• _WHAT TO PRODUCE_
Take the entries below and reproduce them word for word.

[Dataset rows]
+++

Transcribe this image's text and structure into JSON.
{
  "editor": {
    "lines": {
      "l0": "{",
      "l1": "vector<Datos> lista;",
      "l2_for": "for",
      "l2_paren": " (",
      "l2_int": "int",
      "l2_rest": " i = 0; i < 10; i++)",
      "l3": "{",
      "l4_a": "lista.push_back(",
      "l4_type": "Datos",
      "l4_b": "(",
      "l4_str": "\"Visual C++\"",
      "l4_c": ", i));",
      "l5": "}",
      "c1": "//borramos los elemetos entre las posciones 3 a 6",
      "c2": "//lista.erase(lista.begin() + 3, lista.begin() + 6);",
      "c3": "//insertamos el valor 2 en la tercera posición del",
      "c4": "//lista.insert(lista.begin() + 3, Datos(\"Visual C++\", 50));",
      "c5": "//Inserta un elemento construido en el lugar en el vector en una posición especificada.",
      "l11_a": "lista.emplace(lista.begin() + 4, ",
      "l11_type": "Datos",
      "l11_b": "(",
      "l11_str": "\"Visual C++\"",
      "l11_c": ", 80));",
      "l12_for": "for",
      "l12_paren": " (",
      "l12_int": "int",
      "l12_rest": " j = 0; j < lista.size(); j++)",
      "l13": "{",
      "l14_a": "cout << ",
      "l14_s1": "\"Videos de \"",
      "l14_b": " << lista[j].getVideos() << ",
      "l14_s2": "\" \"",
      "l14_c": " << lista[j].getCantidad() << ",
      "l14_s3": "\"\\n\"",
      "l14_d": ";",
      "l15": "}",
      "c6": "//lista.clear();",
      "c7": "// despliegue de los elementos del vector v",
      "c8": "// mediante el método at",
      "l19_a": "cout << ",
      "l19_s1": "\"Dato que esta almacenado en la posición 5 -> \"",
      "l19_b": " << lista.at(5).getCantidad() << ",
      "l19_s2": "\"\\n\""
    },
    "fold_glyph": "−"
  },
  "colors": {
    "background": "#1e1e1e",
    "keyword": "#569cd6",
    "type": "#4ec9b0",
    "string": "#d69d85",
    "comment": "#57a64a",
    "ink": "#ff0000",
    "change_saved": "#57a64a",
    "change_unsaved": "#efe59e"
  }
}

+++

• _TASK RESULT_
Transcribe this image's text and structure into JSON.
{
  "editor": {
    "lines": {
      "l0": "{",
      "l1": "vector<Datos> lista;",
      "l2_for": "for",
      "l2_paren": " (",
      "l2_int": "int",
      "l2_rest": " i = 0; i < 10; i++)",
      "l3": "{",
      "l4_a": "lista.push_back(",
      "l4_type": "Datos",
      "l4_b": "(",
      "l4_str": "\"Visual C++\"",
      "l4_c": ", i));",
      "l5": "}",
      "c1": "//borramos los elemetos entre las posciones 3 a 6",
      "c2": "//lista.erase(lista.begin() + 3, lista.begin() + 6);",
      "c3": "//insertamos el valor 2 en la tercera posición del",
      "c4": "//lista.insert(lista.begin() + 3, Datos(\"Visual C++\", 50));",
      "c5": "//Inserta un elemento construido en el lugar en el vector en una posición especificada.",
      "l11_a": "lista.emplace(lista.begin() + 4, ",
      "l11_type": "Datos",
      "l11_b": "(",
      "l11_str": "\"Visual C++\"",
      "l11_c": ", 80));",
      "l12_for": "for",
      "l12_paren": " (",
      "l12_int": "int",
      "l12_rest": " j = 0; j < lista.size(); j++)",
      "l13": "{",
      "l14_a": "cout << ",
      "l14_s1": "\"Videos de \"",
      "l14_b": " << lista[j].getVideos() << ",
      "l14_s2": "\" \"",
      "l14_c": " << lista[j].getCantidad() << ",
      "l14_s3": "\"\\n\"",
      "l14_d": ";",
      "l15": "}",
      "c6": "//lista.clear();",
      "c7": "// despliegue de los elementos del vector v",
      "c8": "// mediante el método at",
      "l19_a": "cout << ",
      "l19_s1": "\"Dato que esta almacenado en la posición 5 -> \"",
      "l19_b": " << lista.at(5).getCantidad() << ",
      "l19_s2": "\"\\n\""
    },
    "fold_glyph": "−"
  },
  "colors": {
    "background": "#1e1e1e",
    "keyword": "#569cd6",
    "type": "#4ec9b0",
    "string": "#d69d85",
    "comment": "#57a64a",
    "ink": "#ff0000",
    "change_saved": "#57a64a",
    "change_unsaved": "#efe59e"
  }
}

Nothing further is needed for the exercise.